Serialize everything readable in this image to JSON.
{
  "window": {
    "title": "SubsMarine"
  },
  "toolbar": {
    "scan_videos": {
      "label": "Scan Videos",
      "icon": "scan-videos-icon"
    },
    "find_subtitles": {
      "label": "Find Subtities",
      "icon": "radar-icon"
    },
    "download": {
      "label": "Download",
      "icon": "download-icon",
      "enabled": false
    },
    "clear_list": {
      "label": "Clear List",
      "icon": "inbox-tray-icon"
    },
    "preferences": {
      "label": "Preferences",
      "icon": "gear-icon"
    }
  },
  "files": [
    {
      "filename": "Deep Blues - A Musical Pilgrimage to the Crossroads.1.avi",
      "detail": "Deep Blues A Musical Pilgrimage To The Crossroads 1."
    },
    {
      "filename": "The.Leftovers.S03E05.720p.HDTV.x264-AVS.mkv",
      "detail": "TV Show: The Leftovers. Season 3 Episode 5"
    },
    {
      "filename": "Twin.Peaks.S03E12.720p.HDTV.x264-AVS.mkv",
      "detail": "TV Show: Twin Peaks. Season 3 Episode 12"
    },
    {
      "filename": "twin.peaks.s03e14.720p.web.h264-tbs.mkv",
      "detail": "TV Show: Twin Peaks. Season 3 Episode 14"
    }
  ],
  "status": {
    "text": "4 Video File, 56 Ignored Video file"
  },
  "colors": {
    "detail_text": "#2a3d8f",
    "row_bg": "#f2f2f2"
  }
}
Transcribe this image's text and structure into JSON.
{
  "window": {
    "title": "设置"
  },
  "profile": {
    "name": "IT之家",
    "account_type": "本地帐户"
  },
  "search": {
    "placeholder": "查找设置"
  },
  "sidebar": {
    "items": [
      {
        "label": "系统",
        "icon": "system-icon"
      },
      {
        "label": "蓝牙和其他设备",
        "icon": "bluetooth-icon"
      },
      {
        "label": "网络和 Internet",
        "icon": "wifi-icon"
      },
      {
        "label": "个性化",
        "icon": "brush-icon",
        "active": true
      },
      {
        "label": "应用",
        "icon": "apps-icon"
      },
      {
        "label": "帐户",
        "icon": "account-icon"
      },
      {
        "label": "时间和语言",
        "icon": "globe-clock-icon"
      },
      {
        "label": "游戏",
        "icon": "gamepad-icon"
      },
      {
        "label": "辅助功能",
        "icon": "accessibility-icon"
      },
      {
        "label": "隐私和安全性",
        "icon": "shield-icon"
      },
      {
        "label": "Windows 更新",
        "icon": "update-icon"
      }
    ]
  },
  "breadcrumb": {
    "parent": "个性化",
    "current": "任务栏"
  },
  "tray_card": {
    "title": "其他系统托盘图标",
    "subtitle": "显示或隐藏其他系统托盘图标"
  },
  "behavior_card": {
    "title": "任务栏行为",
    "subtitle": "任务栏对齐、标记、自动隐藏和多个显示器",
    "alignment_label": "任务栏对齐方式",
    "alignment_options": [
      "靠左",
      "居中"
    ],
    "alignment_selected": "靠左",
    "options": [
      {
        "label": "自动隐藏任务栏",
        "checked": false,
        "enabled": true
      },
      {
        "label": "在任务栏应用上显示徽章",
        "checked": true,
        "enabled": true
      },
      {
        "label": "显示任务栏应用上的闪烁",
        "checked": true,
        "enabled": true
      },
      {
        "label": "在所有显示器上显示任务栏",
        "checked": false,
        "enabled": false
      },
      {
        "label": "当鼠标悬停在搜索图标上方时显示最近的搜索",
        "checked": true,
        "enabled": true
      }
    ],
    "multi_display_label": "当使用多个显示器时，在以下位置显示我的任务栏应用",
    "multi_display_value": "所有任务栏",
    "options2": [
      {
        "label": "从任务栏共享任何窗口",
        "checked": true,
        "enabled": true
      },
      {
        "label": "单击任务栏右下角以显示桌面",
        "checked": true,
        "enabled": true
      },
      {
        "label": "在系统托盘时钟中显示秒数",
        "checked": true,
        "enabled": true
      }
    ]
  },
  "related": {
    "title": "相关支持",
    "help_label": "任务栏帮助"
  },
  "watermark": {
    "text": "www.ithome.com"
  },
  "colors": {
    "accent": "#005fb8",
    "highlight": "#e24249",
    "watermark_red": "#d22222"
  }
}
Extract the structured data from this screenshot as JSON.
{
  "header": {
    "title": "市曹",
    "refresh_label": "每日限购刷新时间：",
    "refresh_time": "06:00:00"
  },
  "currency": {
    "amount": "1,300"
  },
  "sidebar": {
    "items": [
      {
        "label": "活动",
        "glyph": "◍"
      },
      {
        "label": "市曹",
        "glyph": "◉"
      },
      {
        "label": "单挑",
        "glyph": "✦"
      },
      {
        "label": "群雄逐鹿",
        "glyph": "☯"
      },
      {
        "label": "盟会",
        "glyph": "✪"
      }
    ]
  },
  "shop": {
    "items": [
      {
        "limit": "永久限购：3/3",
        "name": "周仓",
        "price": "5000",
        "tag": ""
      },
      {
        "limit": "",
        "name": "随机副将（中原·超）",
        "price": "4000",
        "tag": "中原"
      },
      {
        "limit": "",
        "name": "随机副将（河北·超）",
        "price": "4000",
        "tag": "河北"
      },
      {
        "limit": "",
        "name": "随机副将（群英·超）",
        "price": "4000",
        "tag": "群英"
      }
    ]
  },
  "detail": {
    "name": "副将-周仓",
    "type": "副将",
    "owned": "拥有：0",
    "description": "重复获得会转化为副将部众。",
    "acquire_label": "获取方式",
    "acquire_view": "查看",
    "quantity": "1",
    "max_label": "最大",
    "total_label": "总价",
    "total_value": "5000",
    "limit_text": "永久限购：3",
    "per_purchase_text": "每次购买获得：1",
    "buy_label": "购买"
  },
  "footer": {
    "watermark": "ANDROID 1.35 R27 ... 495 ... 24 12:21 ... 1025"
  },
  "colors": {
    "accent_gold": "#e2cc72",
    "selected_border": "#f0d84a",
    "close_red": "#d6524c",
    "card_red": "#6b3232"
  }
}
▬▬▬
● **REQUIREMENTS**
Report the number of lines in the entries above that include the string "Leftovers". Give nothing but the number.

● **OUTPUT FOR THIS EXERCISE**
2